- **PROMPT A**
In the court opinion, on what date was Slotkin discharged?
- **PROMPT B**
Using the court opinion, explain why it is convenient for the Board to wait until the question of unlawful discrimination is settled before taking up the amount of back pay.
#### EXCERPT PROVIDED ####
National Labor Relations Board v. New York Merchandise Co.

134 F.2d 949, 12 L.R.R.M. (BNA) 578, 1943 U.S. App. LEXIS 3724
CourtCourt of Appeals for the Second Circuit
DecidedMarch 15, 1943
StatusPublished
Cited by40 cases

This text of 134 F.2d 949 (National Labor Relations Board v. New York Merchandise Co.) is published on Counsel Stack Legal Research, covering Court of Appeals for the Second Circuit primary law. Counsel Stack provides free access to over 12 million legal documents including statutes, case law, regulations, and constitutions.

Bluebook
National Labor Relations Board v. New York Merchandise Co., 134 F.2d 949, 12 L.R.R.M. (BNA) 578, 1943 U.S. App. LEXIS 3724 (2d Cir. 1943).

Opinion

L. HAND, Circuit Judge.

The respondent moves to refer back to the Labor Board a proceeding which is before us on the Board’s motion to enforce one of its orders of the usual form. The order, entered on June 19, 1942, found the respondent guilty of unlawful discrimination in discharging two of its employees whose reinstatement with back pay the Board directed as affirmative relief. Since the order was entered one of the two has been taken into the military service, and— his back pay having been adjusted to his satisfaction — nothing further remains to be done as to him. As to the other, named Slotkin, the parties have been unable to agree. The respondent alleges that since November 22, 1941, it has had no position available of the same grade and seniority as that which Slotkin held when he was discharged, and for which alone he was fitted. It therefore denies any liability except from the day of his discharge, July 11, 1941, to that when in any event its business necessities would have required it to discharge him, November 22, 1941; and it alleges that it has already tendered to him the money which it owes him for back pay during that period. For this reason it moved the Board for leave to adduce evidence upon these issues, and for a decision upon them before the Board should move for enforcement of its order. This motion the Board denied, and thereupon moved to enforce the order as it stands. The respondent does not challenge any other provision of the order, and is ready otherwise to consent to the issuance of an enforcement order; but it now moves, under Sec. 10(e) of the Act, 29 U.S.C.A. § 160(e), that we remand the proceeding so as to compel the Board to hear the issues.

We have undoubted jurisdiction under Sec. 10(e) to refer back any issues to the Board when satisfied that there is “additional evidence” which is “material,” and the failure to “adduce” which was “reasonable.” We are satisfied that in the case at bar the failure was “reasonable,” because of the Board’s refusal to hear the evidence, so that the only question is whether it was proper to defer that question until the entry of an enforcement order, and what should be the procedure thereafter. It has been, as we understand, the custom of the Board not to consider the amount of back pay until its order has been affirmed or “enforced”; and we approved of this course in Marlin-Rockwell v. N. L. R. B., 2 Cir., 133 F.2d 258. It is obviously convenient to wait until the question of unlawful discrimination has been definitively settled either by an order of the court or otherwise, before the Board takes up the amount of back pay, for its decision will turn out to be moot so far as its order is reversed. Nevertheless, certain consequences follow from this custom which we think have not yet been fully realized.
#### INFORMATION ####
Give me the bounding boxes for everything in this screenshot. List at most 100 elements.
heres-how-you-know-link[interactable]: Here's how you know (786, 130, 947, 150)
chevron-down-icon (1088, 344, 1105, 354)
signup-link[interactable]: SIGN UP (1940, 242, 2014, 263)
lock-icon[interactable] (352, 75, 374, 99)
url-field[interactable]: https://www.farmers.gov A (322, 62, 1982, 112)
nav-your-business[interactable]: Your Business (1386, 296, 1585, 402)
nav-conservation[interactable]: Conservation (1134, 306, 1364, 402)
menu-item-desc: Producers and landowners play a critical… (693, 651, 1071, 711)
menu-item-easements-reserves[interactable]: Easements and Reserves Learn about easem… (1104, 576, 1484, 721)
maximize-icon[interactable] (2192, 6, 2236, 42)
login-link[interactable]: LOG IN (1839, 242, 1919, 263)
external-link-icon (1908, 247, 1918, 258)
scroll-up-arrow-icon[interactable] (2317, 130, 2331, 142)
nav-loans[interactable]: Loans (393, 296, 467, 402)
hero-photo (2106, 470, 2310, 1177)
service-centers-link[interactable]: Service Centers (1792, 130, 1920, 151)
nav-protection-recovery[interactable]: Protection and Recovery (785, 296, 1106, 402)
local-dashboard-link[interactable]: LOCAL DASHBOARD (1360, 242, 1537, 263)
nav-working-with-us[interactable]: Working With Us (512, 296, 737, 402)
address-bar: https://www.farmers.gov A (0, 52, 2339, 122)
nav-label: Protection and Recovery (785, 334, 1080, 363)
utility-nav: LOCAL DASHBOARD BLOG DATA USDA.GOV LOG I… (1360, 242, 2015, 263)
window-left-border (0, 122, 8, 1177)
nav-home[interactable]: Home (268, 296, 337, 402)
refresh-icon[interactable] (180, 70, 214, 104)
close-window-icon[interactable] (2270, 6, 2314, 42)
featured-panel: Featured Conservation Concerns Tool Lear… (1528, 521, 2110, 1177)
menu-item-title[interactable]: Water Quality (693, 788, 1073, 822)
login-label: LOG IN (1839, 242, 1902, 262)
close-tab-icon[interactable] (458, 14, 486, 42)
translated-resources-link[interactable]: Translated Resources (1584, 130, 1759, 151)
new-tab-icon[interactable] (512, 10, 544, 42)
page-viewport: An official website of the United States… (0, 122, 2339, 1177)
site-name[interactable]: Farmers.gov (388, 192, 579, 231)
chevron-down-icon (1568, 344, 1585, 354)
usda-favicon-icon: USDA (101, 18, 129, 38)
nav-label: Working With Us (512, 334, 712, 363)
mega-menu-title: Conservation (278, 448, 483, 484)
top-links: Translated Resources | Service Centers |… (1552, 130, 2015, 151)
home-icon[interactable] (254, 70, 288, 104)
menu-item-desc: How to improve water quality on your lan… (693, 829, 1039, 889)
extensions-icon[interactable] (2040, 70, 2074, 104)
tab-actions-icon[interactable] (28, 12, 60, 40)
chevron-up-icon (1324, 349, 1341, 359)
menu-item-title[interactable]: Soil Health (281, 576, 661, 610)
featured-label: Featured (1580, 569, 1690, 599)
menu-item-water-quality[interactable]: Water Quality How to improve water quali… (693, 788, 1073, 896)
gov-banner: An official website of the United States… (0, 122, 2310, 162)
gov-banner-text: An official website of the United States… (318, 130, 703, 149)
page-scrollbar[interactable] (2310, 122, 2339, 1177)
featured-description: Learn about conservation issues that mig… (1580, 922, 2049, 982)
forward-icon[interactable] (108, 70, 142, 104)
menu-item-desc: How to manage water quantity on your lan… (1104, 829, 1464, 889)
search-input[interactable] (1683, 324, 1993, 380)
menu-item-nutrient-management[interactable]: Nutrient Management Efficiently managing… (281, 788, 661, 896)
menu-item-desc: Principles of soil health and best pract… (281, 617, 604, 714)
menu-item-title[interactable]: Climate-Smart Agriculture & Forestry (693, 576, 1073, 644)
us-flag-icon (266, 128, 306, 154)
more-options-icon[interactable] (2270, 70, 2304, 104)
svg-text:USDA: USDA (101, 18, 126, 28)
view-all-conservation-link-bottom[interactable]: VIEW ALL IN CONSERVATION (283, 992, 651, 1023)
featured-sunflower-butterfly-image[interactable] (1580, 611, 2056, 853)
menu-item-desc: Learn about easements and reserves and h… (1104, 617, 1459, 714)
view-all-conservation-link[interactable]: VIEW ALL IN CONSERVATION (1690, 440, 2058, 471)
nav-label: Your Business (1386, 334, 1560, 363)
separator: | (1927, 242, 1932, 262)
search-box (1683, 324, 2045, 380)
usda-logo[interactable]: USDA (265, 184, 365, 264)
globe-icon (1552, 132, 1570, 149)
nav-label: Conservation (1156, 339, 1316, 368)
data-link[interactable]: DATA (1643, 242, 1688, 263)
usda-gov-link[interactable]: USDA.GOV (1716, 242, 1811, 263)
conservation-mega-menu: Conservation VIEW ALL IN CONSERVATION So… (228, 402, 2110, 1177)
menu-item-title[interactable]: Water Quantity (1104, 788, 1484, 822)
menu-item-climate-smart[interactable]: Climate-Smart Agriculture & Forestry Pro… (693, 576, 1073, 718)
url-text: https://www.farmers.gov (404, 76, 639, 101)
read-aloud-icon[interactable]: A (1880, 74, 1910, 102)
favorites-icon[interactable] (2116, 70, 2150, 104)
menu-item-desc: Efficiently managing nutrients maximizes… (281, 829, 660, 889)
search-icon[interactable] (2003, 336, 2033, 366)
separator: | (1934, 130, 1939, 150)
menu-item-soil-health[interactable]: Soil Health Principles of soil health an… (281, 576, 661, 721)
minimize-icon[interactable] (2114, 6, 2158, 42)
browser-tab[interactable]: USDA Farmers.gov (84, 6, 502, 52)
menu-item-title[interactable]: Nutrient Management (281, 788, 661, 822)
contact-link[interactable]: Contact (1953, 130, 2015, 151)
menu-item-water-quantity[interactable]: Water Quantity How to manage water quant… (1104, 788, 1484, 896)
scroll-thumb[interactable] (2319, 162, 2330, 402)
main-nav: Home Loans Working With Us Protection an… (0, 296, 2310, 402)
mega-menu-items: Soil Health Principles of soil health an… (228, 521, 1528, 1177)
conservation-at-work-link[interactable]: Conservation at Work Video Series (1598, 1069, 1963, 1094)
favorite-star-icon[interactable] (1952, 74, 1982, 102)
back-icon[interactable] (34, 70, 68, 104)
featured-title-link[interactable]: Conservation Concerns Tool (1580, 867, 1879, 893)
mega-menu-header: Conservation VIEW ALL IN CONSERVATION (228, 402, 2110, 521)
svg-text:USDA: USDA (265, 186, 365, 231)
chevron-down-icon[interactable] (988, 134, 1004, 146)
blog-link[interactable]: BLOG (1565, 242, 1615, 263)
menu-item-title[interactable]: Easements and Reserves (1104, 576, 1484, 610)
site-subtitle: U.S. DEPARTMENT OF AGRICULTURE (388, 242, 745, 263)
####
- **ANSWER SPACE A**
July 11, 1941.

- **ANSWER SPACE B**
If the Board's order is reversed, any decision it had already made on back pay would turn out to be moot to that extent. Waiting until the question of unlawful discrimination has been definitively settled avoids that result.